§ **GIVEN INFORMATION**:
##########
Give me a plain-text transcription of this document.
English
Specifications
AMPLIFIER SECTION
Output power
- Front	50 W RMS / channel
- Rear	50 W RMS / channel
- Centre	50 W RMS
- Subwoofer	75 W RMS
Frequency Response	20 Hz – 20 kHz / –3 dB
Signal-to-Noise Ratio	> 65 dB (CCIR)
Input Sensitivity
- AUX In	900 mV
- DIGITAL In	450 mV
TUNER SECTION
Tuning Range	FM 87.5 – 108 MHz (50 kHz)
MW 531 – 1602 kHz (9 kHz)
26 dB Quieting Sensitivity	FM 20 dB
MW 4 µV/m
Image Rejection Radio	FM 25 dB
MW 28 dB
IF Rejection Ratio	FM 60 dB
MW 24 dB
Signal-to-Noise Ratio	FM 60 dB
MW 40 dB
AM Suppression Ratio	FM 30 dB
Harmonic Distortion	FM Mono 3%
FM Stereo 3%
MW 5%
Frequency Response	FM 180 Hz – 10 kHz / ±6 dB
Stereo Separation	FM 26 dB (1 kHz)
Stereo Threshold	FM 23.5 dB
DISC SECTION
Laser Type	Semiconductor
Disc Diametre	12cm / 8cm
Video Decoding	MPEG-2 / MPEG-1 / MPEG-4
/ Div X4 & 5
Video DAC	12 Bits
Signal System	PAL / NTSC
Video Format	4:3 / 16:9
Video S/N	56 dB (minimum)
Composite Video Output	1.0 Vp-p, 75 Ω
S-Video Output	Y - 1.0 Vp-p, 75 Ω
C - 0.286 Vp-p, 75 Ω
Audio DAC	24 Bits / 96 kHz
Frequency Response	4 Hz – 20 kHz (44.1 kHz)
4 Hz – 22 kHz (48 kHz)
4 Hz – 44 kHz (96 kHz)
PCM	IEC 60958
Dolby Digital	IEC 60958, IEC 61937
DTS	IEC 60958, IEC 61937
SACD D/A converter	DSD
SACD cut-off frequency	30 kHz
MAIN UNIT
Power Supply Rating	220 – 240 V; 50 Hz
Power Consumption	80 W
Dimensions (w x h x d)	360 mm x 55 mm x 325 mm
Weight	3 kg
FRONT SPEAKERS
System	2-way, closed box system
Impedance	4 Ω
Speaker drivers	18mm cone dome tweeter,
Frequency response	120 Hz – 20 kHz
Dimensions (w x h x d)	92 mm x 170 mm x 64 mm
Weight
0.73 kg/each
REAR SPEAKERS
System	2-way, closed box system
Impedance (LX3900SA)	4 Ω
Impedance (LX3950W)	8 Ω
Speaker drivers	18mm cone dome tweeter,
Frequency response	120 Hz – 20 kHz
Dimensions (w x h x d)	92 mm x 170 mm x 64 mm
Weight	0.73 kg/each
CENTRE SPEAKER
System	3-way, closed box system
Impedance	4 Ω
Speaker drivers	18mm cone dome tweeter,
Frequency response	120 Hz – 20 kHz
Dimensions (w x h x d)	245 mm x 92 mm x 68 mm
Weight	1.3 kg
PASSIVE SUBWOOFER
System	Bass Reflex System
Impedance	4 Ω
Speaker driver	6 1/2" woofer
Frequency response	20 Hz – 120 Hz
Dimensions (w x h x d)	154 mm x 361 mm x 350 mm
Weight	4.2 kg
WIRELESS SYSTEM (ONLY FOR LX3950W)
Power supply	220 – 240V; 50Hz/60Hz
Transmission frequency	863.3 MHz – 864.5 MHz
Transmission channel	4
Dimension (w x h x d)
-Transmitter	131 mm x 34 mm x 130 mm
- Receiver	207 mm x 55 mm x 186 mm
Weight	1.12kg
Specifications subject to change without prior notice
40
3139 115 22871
##########
§ **WHAT TO WORK ON**:
Return every line containing "channel".

§ **ANSWER TO THE PROBLEM**:
- Front	50 W RMS / channel
- Rear	50 W RMS / channel
Transmission channel	4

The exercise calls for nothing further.